* BEGIN RAW DATA *
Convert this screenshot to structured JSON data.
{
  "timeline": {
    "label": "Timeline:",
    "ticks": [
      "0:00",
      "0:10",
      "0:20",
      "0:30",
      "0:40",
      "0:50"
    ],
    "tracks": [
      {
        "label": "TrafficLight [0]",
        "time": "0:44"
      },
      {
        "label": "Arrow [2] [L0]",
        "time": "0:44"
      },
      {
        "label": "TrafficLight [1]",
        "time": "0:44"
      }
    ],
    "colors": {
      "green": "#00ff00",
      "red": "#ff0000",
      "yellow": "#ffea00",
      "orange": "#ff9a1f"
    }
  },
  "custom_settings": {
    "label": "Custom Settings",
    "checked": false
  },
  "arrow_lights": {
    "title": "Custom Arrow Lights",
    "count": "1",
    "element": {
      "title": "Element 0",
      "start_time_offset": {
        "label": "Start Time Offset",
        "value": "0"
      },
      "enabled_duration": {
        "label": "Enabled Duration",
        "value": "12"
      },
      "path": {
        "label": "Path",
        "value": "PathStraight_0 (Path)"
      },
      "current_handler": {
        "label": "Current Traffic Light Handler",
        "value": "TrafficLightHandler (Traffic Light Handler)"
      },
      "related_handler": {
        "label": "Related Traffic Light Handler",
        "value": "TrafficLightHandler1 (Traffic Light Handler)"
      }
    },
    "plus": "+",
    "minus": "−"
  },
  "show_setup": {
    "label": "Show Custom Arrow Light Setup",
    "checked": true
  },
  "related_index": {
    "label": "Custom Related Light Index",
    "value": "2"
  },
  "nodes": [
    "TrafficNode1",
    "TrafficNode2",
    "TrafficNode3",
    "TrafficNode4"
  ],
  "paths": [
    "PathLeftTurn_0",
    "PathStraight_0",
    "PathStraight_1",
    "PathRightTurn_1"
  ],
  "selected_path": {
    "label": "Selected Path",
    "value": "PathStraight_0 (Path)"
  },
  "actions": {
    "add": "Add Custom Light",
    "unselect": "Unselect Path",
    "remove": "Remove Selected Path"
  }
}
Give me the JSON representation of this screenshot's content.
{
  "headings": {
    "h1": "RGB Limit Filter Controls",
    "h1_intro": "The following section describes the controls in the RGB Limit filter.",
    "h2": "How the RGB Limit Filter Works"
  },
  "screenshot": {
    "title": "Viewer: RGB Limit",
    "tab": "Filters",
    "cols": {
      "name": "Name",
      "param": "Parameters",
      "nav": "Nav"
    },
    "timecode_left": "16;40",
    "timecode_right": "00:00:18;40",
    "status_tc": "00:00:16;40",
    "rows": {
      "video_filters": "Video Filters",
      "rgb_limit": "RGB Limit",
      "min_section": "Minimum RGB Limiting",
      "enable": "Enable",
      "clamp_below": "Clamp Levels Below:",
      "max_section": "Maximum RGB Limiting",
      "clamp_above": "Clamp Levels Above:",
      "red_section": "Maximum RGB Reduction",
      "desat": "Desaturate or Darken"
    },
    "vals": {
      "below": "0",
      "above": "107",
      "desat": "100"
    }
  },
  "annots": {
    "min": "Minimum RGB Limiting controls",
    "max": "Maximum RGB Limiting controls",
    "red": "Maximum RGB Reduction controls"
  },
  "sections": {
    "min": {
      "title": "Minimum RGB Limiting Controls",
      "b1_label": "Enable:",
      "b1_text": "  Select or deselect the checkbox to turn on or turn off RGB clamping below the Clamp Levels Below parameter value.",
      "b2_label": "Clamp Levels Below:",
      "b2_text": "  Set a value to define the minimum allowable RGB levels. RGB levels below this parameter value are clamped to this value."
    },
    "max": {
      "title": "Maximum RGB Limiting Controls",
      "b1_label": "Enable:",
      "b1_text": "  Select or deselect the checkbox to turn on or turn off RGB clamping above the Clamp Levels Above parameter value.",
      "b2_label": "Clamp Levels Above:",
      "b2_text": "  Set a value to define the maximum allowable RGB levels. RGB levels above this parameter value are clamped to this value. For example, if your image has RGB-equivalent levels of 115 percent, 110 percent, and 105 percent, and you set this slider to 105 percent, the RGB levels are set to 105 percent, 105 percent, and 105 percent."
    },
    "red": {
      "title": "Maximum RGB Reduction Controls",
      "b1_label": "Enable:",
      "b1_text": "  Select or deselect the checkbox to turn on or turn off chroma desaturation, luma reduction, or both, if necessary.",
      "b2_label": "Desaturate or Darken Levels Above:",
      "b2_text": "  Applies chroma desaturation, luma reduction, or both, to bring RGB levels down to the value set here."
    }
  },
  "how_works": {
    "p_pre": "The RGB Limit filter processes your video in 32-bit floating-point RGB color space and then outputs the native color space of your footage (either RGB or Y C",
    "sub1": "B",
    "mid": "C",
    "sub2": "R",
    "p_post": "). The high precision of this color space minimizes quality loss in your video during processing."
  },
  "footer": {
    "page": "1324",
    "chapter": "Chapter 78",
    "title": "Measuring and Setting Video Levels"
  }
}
* END RAW DATA *
* GOAL OF THE EXERCISE
Retype every record above exactly as it appears.

* RESULT BELOW
Convert this screenshot to structured JSON data.
{
  "timeline": {
    "label": "Timeline:",
    "ticks": [
      "0:00",
      "0:10",
      "0:20",
      "0:30",
      "0:40",
      "0:50"
    ],
    "tracks": [
      {
        "label": "TrafficLight [0]",
        "time": "0:44"
      },
      {
        "label": "Arrow [2] [L0]",
        "time": "0:44"
      },
      {
        "label": "TrafficLight [1]",
        "time": "0:44"
      }
    ],
    "colors": {
      "green": "#00ff00",
      "red": "#ff0000",
      "yellow": "#ffea00",
      "orange": "#ff9a1f"
    }
  },
  "custom_settings": {
    "label": "Custom Settings",
    "checked": false
  },
  "arrow_lights": {
    "title": "Custom Arrow Lights",
    "count": "1",
    "element": {
      "title": "Element 0",
      "start_time_offset": {
        "label": "Start Time Offset",
        "value": "0"
      },
      "enabled_duration": {
        "label": "Enabled Duration",
        "value": "12"
      },
      "path": {
        "label": "Path",
        "value": "PathStraight_0 (Path)"
      },
      "current_handler": {
        "label": "Current Traffic Light Handler",
        "value": "TrafficLightHandler (Traffic Light Handler)"
      },
      "related_handler": {
        "label": "Related Traffic Light Handler",
        "value": "TrafficLightHandler1 (Traffic Light Handler)"
      }
    },
    "plus": "+",
    "minus": "−"
  },
  "show_setup": {
    "label": "Show Custom Arrow Light Setup",
    "checked": true
  },
  "related_index": {
    "label": "Custom Related Light Index",
    "value": "2"
  },
  "nodes": [
    "TrafficNode1",
    "TrafficNode2",
    "TrafficNode3",
    "TrafficNode4"
  ],
  "paths": [
    "PathLeftTurn_0",
    "PathStraight_0",
    "PathStraight_1",
    "PathRightTurn_1"
  ],
  "selected_path": {
    "label": "Selected Path",
    "value": "PathStraight_0 (Path)"
  },
  "actions": {
    "add": "Add Custom Light",
    "unselect": "Unselect Path",
    "remove": "Remove Selected Path"
  }
}
Give me the JSON representation of this screenshot's content.
{
  "headings": {
    "h1": "RGB Limit Filter Controls",
    "h1_intro": "The following section describes the controls in the RGB Limit filter.",
    "h2": "How the RGB Limit Filter Works"
  },
  "screenshot": {
    "title": "Viewer: RGB Limit",
    "tab": "Filters",
    "cols": {
      "name": "Name",
      "param": "Parameters",
      "nav": "Nav"
    },
    "timecode_left": "16;40",
    "timecode_right": "00:00:18;40",
    "status_tc": "00:00:16;40",
    "rows": {
      "video_filters": "Video Filters",
      "rgb_limit": "RGB Limit",
      "min_section": "Minimum RGB Limiting",
      "enable": "Enable",
      "clamp_below": "Clamp Levels Below:",
      "max_section": "Maximum RGB Limiting",
      "clamp_above": "Clamp Levels Above:",
      "red_section": "Maximum RGB Reduction",
      "desat": "Desaturate or Darken"
    },
    "vals": {
      "below": "0",
      "above": "107",
      "desat": "100"
    }
  },
  "annots": {
    "min": "Minimum RGB Limiting controls",
    "max": "Maximum RGB Limiting controls",
    "red": "Maximum RGB Reduction controls"
  },
  "sections": {
    "min": {
      "title": "Minimum RGB Limiting Controls",
      "b1_label": "Enable:",
      "b1_text": "  Select or deselect the checkbox to turn on or turn off RGB clamping below the Clamp Levels Below parameter value.",
      "b2_label": "Clamp Levels Below:",
      "b2_text": "  Set a value to define the minimum allowable RGB levels. RGB levels below this parameter value are clamped to this value."
    },
    "max": {
      "title": "Maximum RGB Limiting Controls",
      "b1_label": "Enable:",
      "b1_text": "  Select or deselect the checkbox to turn on or turn off RGB clamping above the Clamp Levels Above parameter value.",
      "b2_label": "Clamp Levels Above:",
      "b2_text": "  Set a value to define the maximum allowable RGB levels. RGB levels above this parameter value are clamped to this value. For example, if your image has RGB-equivalent levels of 115 percent, 110 percent, and 105 percent, and you set this slider to 105 percent, the RGB levels are set to 105 percent, 105 percent, and 105 percent."
    },
    "red": {
      "title": "Maximum RGB Reduction Controls",
      "b1_label": "Enable:",
      "b1_text": "  Select or deselect the checkbox to turn on or turn off chroma desaturation, luma reduction, or both, if necessary.",
      "b2_label": "Desaturate or Darken Levels Above:",
      "b2_text": "  Applies chroma desaturation, luma reduction, or both, to bring RGB levels down to the value set here."
    }
  },
  "how_works": {
    "p_pre": "The RGB Limit filter processes your video in 32-bit floating-point RGB color space and then outputs the native color space of your footage (either RGB or Y C",
    "sub1": "B",
    "mid": "C",
    "sub2": "R",
    "p_post": "). The high precision of this color space minimizes quality loss in your video during processing."
  },
  "footer": {
    "page": "1324",
    "chapter": "Chapter 78",
    "title": "Measuring and Setting Video Levels"
  }
}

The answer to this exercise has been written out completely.